> Exercise task
In the data below, find each line containing the string "curve" and return it.
# # #
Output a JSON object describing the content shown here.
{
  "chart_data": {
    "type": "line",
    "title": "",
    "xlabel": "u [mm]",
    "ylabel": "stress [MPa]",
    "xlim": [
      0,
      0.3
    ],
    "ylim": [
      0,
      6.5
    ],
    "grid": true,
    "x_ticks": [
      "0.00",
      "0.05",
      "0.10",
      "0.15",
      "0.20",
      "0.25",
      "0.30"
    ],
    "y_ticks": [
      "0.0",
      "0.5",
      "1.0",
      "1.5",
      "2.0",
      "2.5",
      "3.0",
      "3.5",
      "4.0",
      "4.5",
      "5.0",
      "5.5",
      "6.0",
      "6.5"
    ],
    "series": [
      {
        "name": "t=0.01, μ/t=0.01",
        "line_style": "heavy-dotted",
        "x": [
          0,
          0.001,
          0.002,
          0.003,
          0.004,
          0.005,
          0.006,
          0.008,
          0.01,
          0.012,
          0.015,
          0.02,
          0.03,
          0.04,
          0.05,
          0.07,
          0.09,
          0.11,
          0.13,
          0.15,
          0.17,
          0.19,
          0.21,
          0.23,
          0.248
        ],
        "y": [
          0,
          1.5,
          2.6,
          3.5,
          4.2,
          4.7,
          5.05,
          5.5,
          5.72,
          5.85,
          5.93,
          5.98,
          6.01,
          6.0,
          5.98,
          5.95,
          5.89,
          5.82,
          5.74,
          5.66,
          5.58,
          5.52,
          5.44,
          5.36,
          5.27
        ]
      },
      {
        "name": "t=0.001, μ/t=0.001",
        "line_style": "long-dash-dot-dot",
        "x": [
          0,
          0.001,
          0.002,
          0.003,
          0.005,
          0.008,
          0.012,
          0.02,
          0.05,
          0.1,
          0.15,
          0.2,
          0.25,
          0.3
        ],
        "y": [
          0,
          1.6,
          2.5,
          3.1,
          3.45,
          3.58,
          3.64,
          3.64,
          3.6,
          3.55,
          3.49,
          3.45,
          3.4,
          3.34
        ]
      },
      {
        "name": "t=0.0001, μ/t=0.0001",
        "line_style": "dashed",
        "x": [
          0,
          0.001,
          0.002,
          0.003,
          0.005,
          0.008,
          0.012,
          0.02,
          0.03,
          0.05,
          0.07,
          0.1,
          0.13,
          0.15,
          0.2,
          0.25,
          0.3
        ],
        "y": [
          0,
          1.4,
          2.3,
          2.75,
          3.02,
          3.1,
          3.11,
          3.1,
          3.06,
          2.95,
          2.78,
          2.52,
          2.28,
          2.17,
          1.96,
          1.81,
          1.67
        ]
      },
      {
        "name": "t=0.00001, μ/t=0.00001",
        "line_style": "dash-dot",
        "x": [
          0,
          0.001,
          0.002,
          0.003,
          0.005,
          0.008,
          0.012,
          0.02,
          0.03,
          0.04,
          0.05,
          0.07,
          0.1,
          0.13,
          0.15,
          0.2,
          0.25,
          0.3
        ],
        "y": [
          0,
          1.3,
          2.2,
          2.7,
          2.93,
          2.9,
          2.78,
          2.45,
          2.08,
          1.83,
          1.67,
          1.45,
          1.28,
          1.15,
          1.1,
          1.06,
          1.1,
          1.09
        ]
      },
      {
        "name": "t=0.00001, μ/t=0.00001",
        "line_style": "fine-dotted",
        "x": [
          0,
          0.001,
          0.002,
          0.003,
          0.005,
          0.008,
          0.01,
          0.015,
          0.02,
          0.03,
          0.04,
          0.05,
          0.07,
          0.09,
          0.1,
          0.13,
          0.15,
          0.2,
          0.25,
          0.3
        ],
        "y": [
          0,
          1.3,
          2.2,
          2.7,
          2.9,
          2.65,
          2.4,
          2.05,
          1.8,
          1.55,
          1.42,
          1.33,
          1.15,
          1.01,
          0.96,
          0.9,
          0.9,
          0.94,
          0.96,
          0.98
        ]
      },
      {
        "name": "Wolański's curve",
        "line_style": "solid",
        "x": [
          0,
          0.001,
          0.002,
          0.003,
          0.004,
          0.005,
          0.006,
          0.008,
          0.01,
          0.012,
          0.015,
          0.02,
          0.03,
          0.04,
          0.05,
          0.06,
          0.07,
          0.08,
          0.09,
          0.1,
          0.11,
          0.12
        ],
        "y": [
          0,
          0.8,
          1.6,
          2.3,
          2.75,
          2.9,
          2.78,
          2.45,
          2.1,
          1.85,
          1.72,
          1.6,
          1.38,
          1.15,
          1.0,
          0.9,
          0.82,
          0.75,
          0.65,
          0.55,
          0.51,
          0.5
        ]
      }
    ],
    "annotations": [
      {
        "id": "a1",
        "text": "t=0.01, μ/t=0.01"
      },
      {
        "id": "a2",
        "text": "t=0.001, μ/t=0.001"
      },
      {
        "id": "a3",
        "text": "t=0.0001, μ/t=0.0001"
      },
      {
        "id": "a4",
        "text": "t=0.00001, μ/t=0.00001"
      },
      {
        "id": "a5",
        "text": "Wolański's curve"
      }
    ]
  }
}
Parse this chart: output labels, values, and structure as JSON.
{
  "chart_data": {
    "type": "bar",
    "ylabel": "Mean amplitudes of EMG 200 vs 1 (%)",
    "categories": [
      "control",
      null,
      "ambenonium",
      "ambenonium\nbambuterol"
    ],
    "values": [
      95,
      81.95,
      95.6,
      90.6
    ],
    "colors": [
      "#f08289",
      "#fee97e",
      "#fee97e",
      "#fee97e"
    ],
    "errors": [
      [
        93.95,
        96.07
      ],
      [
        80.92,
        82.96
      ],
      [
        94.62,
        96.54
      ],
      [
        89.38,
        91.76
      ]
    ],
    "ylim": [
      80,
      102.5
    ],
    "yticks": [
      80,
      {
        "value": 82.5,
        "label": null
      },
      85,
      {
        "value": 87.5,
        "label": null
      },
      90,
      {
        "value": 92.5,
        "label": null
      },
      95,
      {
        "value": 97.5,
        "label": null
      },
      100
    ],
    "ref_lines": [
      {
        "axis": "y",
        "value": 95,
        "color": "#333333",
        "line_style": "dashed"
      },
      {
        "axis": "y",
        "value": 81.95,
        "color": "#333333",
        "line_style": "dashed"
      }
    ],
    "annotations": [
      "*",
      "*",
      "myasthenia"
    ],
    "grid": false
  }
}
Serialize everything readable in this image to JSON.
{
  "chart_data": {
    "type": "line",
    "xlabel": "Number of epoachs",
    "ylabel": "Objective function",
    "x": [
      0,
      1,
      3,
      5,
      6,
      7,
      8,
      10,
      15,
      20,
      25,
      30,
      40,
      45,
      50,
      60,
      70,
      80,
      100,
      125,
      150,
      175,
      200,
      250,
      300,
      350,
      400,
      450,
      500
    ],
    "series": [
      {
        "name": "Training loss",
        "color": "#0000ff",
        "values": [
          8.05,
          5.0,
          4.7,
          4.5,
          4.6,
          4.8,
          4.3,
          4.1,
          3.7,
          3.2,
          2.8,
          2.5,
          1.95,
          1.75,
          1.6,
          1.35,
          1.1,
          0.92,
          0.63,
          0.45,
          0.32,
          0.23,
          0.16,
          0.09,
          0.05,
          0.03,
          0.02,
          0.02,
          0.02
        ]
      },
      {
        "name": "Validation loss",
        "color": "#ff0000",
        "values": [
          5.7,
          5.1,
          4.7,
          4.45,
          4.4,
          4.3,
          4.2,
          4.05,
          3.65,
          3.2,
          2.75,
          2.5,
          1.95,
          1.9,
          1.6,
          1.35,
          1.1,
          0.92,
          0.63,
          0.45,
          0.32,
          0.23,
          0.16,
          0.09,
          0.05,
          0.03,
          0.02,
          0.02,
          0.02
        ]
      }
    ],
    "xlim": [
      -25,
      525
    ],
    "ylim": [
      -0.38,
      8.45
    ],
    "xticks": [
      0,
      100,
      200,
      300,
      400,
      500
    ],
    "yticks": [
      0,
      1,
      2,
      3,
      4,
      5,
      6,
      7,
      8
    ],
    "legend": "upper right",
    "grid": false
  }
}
# # #
> Result of this task
        "name": "Wolański's curve",
        "text": "Wolański's curve"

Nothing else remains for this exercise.